Collect all lines below with the string "graph".

[Raw records]
───

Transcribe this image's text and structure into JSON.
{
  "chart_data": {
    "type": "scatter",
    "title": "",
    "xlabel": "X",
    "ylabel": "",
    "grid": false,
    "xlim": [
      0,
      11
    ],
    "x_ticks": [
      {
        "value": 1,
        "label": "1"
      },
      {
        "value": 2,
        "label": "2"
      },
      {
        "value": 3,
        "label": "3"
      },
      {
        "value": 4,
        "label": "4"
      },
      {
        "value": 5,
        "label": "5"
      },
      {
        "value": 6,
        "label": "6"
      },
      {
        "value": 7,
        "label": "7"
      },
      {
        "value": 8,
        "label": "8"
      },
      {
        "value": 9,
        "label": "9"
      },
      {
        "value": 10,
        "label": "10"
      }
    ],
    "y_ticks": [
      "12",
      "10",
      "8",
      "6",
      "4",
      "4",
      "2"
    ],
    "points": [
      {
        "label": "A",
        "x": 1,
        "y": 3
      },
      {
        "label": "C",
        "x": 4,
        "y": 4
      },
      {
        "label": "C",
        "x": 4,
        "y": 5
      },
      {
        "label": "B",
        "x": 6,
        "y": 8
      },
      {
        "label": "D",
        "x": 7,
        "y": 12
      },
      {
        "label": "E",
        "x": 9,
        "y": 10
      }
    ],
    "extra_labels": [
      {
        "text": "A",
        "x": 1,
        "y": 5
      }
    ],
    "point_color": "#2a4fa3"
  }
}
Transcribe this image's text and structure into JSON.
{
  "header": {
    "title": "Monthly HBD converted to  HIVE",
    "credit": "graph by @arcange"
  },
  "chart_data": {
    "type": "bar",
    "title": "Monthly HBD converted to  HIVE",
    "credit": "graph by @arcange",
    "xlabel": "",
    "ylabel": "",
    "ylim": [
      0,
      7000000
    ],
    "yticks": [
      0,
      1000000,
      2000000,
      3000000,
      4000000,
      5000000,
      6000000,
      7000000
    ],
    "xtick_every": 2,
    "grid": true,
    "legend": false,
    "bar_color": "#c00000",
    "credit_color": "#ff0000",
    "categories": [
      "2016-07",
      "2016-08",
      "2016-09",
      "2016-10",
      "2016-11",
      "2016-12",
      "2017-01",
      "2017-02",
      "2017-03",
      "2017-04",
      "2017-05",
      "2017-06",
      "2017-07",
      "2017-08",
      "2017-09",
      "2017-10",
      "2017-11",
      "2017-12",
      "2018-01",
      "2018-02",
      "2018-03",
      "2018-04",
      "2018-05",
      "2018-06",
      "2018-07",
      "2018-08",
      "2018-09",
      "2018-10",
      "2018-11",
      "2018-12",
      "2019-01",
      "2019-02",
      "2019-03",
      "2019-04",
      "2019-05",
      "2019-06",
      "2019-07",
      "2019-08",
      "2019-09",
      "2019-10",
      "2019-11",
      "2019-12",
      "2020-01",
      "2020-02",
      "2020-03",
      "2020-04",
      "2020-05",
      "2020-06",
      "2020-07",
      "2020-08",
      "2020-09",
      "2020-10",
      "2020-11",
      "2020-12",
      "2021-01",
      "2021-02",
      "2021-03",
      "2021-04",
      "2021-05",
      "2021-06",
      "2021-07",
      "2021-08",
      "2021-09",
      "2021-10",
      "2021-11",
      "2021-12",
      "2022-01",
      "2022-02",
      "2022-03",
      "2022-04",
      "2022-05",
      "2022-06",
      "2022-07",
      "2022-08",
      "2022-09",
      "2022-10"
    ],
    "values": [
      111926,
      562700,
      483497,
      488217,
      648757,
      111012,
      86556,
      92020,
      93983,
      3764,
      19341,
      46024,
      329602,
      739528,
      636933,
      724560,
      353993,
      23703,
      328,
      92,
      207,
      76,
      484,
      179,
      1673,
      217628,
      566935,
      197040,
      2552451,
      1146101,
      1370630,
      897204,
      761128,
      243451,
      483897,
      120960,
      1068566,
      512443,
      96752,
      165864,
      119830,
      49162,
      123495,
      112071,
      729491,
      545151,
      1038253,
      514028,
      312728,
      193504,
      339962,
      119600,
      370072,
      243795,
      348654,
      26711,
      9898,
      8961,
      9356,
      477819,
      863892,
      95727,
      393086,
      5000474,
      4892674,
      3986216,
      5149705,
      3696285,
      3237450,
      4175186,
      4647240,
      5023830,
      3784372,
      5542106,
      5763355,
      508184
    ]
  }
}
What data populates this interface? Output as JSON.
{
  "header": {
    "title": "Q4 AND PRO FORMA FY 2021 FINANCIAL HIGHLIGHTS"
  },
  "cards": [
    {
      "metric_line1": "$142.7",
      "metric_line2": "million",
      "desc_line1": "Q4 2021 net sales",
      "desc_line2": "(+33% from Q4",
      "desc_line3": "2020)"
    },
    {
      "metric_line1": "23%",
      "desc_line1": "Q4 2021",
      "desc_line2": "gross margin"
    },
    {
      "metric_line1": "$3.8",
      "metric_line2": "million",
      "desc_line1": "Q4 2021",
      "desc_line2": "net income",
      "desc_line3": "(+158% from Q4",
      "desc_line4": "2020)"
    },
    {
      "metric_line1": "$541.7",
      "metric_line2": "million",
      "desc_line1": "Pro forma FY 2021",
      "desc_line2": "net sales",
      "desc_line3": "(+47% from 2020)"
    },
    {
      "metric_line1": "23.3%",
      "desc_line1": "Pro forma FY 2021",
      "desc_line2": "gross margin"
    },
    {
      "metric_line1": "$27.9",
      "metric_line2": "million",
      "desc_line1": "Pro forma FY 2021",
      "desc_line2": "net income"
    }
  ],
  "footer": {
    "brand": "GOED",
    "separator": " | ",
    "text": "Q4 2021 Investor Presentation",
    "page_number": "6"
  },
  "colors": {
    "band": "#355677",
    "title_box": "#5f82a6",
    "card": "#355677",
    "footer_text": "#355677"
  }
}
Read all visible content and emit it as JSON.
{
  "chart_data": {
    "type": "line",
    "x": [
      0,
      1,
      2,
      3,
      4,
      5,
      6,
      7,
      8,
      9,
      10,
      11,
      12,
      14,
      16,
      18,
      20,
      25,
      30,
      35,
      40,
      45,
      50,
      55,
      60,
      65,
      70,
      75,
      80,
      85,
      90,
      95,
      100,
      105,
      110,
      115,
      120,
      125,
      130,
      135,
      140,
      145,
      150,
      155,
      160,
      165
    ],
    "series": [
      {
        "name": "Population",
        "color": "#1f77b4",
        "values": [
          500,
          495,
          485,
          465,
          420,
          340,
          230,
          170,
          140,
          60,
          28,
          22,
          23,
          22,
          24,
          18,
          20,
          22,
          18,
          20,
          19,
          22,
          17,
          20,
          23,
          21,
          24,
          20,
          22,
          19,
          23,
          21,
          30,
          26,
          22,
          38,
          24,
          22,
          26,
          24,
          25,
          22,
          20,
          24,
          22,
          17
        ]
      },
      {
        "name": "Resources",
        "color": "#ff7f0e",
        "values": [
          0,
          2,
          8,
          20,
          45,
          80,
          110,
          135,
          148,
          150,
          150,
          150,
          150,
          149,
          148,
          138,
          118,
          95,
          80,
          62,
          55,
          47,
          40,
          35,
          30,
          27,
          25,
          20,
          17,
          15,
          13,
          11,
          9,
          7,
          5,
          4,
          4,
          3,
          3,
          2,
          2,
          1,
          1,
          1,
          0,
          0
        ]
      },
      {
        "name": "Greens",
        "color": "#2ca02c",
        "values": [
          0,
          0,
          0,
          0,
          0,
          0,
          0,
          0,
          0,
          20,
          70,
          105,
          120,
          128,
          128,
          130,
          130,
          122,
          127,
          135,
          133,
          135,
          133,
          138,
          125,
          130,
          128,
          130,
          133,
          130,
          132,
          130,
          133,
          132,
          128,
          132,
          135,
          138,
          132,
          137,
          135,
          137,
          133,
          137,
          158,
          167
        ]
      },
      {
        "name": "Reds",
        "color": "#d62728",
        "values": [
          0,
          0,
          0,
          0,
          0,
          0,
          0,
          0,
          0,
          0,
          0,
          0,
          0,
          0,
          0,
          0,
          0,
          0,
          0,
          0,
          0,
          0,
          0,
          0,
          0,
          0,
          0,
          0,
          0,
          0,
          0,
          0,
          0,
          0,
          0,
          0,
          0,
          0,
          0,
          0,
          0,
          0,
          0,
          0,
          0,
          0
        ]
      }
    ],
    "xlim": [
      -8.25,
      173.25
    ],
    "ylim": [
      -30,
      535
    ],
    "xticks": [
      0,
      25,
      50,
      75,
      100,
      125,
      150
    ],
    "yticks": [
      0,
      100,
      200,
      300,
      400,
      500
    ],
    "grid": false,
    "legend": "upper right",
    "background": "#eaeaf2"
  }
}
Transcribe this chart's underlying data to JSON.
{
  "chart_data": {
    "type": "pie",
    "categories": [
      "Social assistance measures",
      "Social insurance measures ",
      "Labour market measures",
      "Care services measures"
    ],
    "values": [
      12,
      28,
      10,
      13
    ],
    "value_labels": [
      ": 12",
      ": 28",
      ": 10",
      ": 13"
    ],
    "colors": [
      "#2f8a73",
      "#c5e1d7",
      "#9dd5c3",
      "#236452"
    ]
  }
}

───

[Solution to this problem]
    "credit": "graph by @arcange"
    "credit": "graph by @arcange",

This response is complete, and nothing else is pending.